## Exercise
From the listing below, pull each line that includes "name".

───── Records for the exercise

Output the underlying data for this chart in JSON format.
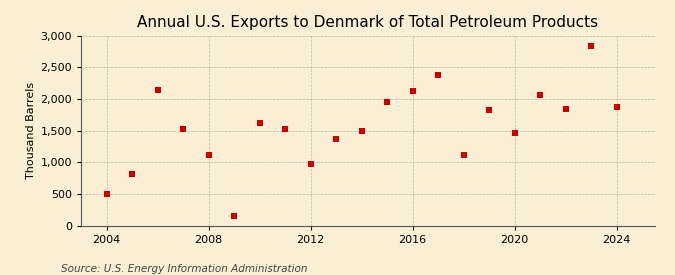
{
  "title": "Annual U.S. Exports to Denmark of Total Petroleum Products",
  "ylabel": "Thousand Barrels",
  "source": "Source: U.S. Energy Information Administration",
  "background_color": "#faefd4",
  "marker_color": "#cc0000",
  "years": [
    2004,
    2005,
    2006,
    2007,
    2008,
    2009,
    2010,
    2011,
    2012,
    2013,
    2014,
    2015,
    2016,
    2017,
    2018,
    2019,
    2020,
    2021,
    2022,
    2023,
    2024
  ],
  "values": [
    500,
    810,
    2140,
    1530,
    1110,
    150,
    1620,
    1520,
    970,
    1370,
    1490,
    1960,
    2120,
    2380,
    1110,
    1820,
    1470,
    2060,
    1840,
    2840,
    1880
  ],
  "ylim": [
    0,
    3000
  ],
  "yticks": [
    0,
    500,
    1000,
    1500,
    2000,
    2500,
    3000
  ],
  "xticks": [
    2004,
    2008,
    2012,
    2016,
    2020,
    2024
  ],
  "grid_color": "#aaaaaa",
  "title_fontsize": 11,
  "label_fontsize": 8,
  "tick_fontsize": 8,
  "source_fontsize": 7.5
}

──────────
───── Records for the exercise

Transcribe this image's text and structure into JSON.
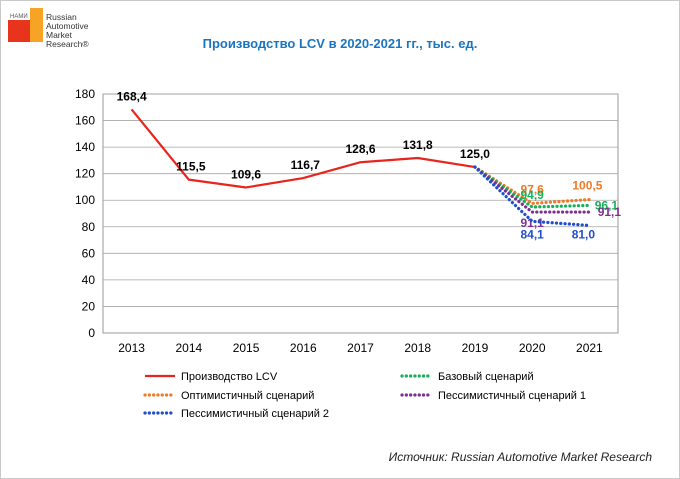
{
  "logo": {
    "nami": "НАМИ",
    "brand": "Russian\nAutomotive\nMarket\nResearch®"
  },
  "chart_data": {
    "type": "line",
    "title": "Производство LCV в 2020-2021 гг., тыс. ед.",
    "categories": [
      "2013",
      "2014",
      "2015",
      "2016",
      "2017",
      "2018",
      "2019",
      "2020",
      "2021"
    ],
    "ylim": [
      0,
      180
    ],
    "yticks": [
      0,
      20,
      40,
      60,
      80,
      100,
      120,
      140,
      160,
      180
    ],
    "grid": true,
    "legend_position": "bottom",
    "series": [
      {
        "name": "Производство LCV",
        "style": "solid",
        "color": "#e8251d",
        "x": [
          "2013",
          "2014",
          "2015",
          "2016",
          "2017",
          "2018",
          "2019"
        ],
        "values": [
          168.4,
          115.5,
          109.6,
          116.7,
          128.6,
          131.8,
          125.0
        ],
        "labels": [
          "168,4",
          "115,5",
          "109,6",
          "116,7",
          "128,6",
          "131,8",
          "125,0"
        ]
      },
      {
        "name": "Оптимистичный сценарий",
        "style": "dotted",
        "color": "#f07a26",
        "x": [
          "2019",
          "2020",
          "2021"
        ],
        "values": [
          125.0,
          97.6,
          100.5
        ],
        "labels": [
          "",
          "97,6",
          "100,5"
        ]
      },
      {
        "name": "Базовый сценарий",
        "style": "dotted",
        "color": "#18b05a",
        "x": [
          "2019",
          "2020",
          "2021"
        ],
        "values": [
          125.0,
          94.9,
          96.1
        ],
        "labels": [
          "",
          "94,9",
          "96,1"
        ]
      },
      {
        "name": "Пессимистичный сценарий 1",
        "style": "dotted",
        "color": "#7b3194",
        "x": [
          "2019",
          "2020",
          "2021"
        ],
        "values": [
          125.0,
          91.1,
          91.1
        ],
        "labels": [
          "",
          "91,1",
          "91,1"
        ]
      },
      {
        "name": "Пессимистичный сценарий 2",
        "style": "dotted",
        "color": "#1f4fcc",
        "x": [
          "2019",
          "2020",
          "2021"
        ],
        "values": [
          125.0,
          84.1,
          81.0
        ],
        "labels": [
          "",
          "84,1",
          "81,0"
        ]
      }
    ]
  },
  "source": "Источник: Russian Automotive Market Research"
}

──────────

## Completed exercise
        "name": "Производство LCV",
        "name": "Оптимистичный сценарий",
        "name": "Базовый сценарий",
        "name": "Пессимистичный сценарий 1",
        "name": "Пессимистичный сценарий 2",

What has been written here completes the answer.